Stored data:
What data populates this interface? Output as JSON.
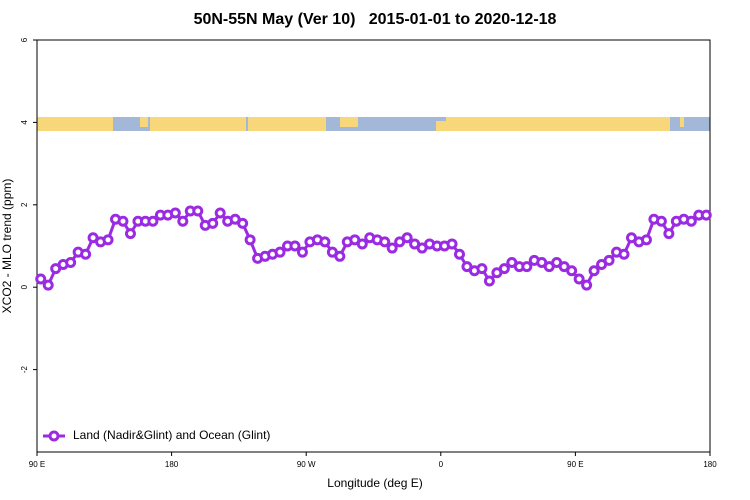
{
  "chart_data": {
    "type": "line",
    "title": "50N-55N May (Ver 10)   2015-01-01 to 2020-12-18",
    "xlabel": "Longitude (deg E)",
    "ylabel": "XCO2 - MLO trend (ppm)",
    "xlim": [
      90,
      540
    ],
    "ylim": [
      -4,
      6
    ],
    "xticks": [
      {
        "value": 90,
        "label": "90 E"
      },
      180,
      {
        "value": 270,
        "label": "90 W"
      },
      {
        "value": 360,
        "label": "0"
      },
      {
        "value": 450,
        "label": "90 E"
      },
      {
        "value": 540,
        "label": "180"
      }
    ],
    "yticks": [
      -2,
      0,
      2,
      4,
      6
    ],
    "legend": "bottom-left",
    "x": [
      92.5,
      97.5,
      102.5,
      107.5,
      112.5,
      117.5,
      122.5,
      127.5,
      132.5,
      137.5,
      142.5,
      147.5,
      152.5,
      157.5,
      162.5,
      167.5,
      172.5,
      177.5,
      182.5,
      187.5,
      192.5,
      197.5,
      202.5,
      207.5,
      212.5,
      217.5,
      222.5,
      227.5,
      232.5,
      237.5,
      242.5,
      247.5,
      252.5,
      257.5,
      262.5,
      267.5,
      272.5,
      277.5,
      282.5,
      287.5,
      292.5,
      297.5,
      302.5,
      307.5,
      312.5,
      317.5,
      322.5,
      327.5,
      332.5,
      337.5,
      342.5,
      347.5,
      352.5,
      357.5,
      362.5,
      367.5,
      372.5,
      377.5,
      382.5,
      387.5,
      392.5,
      397.5,
      402.5,
      407.5,
      412.5,
      417.5,
      422.5,
      427.5,
      432.5,
      437.5,
      442.5,
      447.5,
      452.5,
      457.5,
      462.5,
      467.5,
      472.5,
      477.5,
      482.5,
      487.5,
      492.5,
      497.5,
      502.5,
      507.5,
      512.5,
      517.5,
      522.5,
      527.5,
      532.5,
      537.5
    ],
    "series": [
      {
        "name": "Land (Nadir&Glint) and Ocean (Glint)",
        "color": "#9a2be2",
        "values": [
          0.2,
          0.05,
          0.45,
          0.55,
          0.6,
          0.85,
          0.8,
          1.2,
          1.1,
          1.15,
          1.65,
          1.6,
          1.3,
          1.6,
          1.6,
          1.6,
          1.75,
          1.75,
          1.8,
          1.6,
          1.85,
          1.85,
          1.5,
          1.55,
          1.8,
          1.6,
          1.65,
          1.55,
          1.15,
          0.7,
          0.75,
          0.8,
          0.85,
          1.0,
          1.0,
          0.85,
          1.1,
          1.15,
          1.1,
          0.85,
          0.75,
          1.1,
          1.15,
          1.05,
          1.2,
          1.15,
          1.1,
          0.95,
          1.1,
          1.2,
          1.05,
          0.95,
          1.05,
          1.0,
          1.0,
          1.05,
          0.8,
          0.5,
          0.4,
          0.45,
          0.15,
          0.35,
          0.45,
          0.6,
          0.5,
          0.5,
          0.65,
          0.6,
          0.5,
          0.6,
          0.5,
          0.4,
          0.2,
          0.05,
          0.4,
          0.55,
          0.65,
          0.85,
          0.8,
          1.2,
          1.1,
          1.15,
          1.65,
          1.6,
          1.3,
          1.6,
          1.65,
          1.6,
          1.75,
          1.75
        ]
      }
    ]
  }
}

THE EXERCISE
Every line of the material is to be quoted exactly, with no pictures carried over.

WRITTEN ANSWER
What data populates this interface? Output as JSON.
{
  "chart_data": {
    "type": "line",
    "title": "50N-55N May (Ver 10)   2015-01-01 to 2020-12-18",
    "xlabel": "Longitude (deg E)",
    "ylabel": "XCO2 - MLO trend (ppm)",
    "xlim": [
      90,
      540
    ],
    "ylim": [
      -4,
      6
    ],
    "xticks": [
      {
        "value": 90,
        "label": "90 E"
      },
      180,
      {
        "value": 270,
        "label": "90 W"
      },
      {
        "value": 360,
        "label": "0"
      },
      {
        "value": 450,
        "label": "90 E"
      },
      {
        "value": 540,
        "label": "180"
      }
    ],
    "yticks": [
      -2,
      0,
      2,
      4,
      6
    ],
    "legend": "bottom-left",
    "x": [
      92.5,
      97.5,
      102.5,
      107.5,
      112.5,
      117.5,
      122.5,
      127.5,
      132.5,
      137.5,
      142.5,
      147.5,
      152.5,
      157.5,
      162.5,
      167.5,
      172.5,
      177.5,
      182.5,
      187.5,
      192.5,
      197.5,
      202.5,
      207.5,
      212.5,
      217.5,
      222.5,
      227.5,
      232.5,
      237.5,
      242.5,
      247.5,
      252.5,
      257.5,
      262.5,
      267.5,
      272.5,
      277.5,
      282.5,
      287.5,
      292.5,
      297.5,
      302.5,
      307.5,
      312.5,
      317.5,
      322.5,
      327.5,
      332.5,
      337.5,
      342.5,
      347.5,
      352.5,
      357.5,
      362.5,
      367.5,
      372.5,
      377.5,
      382.5,
      387.5,
      392.5,
      397.5,
      402.5,
      407.5,
      412.5,
      417.5,
      422.5,
      427.5,
      432.5,
      437.5,
      442.5,
      447.5,
      452.5,
      457.5,
      462.5,
      467.5,
      472.5,
      477.5,
      482.5,
      487.5,
      492.5,
      497.5,
      502.5,
      507.5,
      512.5,
      517.5,
      522.5,
      527.5,
      532.5,
      537.5
    ],
    "series": [
      {
        "name": "Land (Nadir&Glint) and Ocean (Glint)",
        "color": "#9a2be2",
        "values": [
          0.2,
          0.05,
          0.45,
          0.55,
          0.6,
          0.85,
          0.8,
          1.2,
          1.1,
          1.15,
          1.65,
          1.6,
          1.3,
          1.6,
          1.6,
          1.6,
          1.75,
          1.75,
          1.8,
          1.6,
          1.85,
          1.85,
          1.5,
          1.55,
          1.8,
          1.6,
          1.65,
          1.55,
          1.15,
          0.7,
          0.75,
          0.8,
          0.85,
          1.0,
          1.0,
          0.85,
          1.1,
          1.15,
          1.1,
          0.85,
          0.75,
          1.1,
          1.15,
          1.05,
          1.2,
          1.15,
          1.1,
          0.95,
          1.1,
          1.2,
          1.05,
          0.95,
          1.05,
          1.0,
          1.0,
          1.05,
          0.8,
          0.5,
          0.4,
          0.45,
          0.15,
          0.35,
          0.45,
          0.6,
          0.5,
          0.5,
          0.65,
          0.6,
          0.5,
          0.6,
          0.5,
          0.4,
          0.2,
          0.05,
          0.4,
          0.55,
          0.65,
          0.85,
          0.8,
          1.2,
          1.1,
          1.15,
          1.65,
          1.6,
          1.3,
          1.6,
          1.65,
          1.6,
          1.75,
          1.75
        ]
      }
    ]
  }
}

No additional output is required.